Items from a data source
.....

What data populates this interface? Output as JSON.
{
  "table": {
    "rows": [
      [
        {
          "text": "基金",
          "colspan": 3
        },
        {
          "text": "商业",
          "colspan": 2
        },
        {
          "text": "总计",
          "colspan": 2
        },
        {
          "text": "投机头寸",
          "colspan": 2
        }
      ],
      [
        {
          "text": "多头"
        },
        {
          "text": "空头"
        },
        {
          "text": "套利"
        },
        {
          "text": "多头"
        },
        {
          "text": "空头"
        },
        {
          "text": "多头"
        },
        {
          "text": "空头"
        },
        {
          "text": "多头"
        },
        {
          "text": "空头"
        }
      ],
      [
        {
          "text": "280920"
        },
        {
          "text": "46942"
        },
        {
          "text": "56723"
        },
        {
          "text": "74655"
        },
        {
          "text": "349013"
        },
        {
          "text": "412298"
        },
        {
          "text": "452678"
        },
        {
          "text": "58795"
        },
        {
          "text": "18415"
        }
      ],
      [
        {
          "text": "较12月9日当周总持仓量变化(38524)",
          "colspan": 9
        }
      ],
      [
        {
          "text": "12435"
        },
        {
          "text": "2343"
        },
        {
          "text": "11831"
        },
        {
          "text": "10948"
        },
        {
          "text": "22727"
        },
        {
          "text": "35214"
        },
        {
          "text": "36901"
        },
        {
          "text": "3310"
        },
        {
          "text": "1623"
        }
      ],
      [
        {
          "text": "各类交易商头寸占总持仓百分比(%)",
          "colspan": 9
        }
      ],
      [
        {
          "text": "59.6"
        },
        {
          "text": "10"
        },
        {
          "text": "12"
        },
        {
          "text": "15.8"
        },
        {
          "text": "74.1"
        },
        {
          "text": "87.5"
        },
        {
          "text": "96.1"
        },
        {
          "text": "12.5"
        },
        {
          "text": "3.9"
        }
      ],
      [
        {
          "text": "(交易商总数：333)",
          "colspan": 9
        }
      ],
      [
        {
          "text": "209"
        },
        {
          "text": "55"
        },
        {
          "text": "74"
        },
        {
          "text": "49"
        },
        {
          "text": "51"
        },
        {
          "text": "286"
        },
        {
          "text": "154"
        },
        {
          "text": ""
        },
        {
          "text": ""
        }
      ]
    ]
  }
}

.....

> **PROBLEM REQUIREMENTS**
Write the data back out verbatim.

> **RESPONSE TO THE EXERCISE**
What data populates this interface? Output as JSON.
{
  "table": {
    "rows": [
      [
        {
          "text": "基金",
          "colspan": 3
        },
        {
          "text": "商业",
          "colspan": 2
        },
        {
          "text": "总计",
          "colspan": 2
        },
        {
          "text": "投机头寸",
          "colspan": 2
        }
      ],
      [
        {
          "text": "多头"
        },
        {
          "text": "空头"
        },
        {
          "text": "套利"
        },
        {
          "text": "多头"
        },
        {
          "text": "空头"
        },
        {
          "text": "多头"
        },
        {
          "text": "空头"
        },
        {
          "text": "多头"
        },
        {
          "text": "空头"
        }
      ],
      [
        {
          "text": "280920"
        },
        {
          "text": "46942"
        },
        {
          "text": "56723"
        },
        {
          "text": "74655"
        },
        {
          "text": "349013"
        },
        {
          "text": "412298"
        },
        {
          "text": "452678"
        },
        {
          "text": "58795"
        },
        {
          "text": "18415"
        }
      ],
      [
        {
          "text": "较12月9日当周总持仓量变化(38524)",
          "colspan": 9
        }
      ],
      [
        {
          "text": "12435"
        },
        {
          "text": "2343"
        },
        {
          "text": "11831"
        },
        {
          "text": "10948"
        },
        {
          "text": "22727"
        },
        {
          "text": "35214"
        },
        {
          "text": "36901"
        },
        {
          "text": "3310"
        },
        {
          "text": "1623"
        }
      ],
      [
        {
          "text": "各类交易商头寸占总持仓百分比(%)",
          "colspan": 9
        }
      ],
      [
        {
          "text": "59.6"
        },
        {
          "text": "10"
        },
        {
          "text": "12"
        },
        {
          "text": "15.8"
        },
        {
          "text": "74.1"
        },
        {
          "text": "87.5"
        },
        {
          "text": "96.1"
        },
        {
          "text": "12.5"
        },
        {
          "text": "3.9"
        }
      ],
      [
        {
          "text": "(交易商总数：333)",
          "colspan": 9
        }
      ],
      [
        {
          "text": "209"
        },
        {
          "text": "55"
        },
        {
          "text": "74"
        },
        {
          "text": "49"
        },
        {
          "text": "51"
        },
        {
          "text": "286"
        },
        {
          "text": "154"
        },
        {
          "text": ""
        },
        {
          "text": ""
        }
      ]
    ]
  }
}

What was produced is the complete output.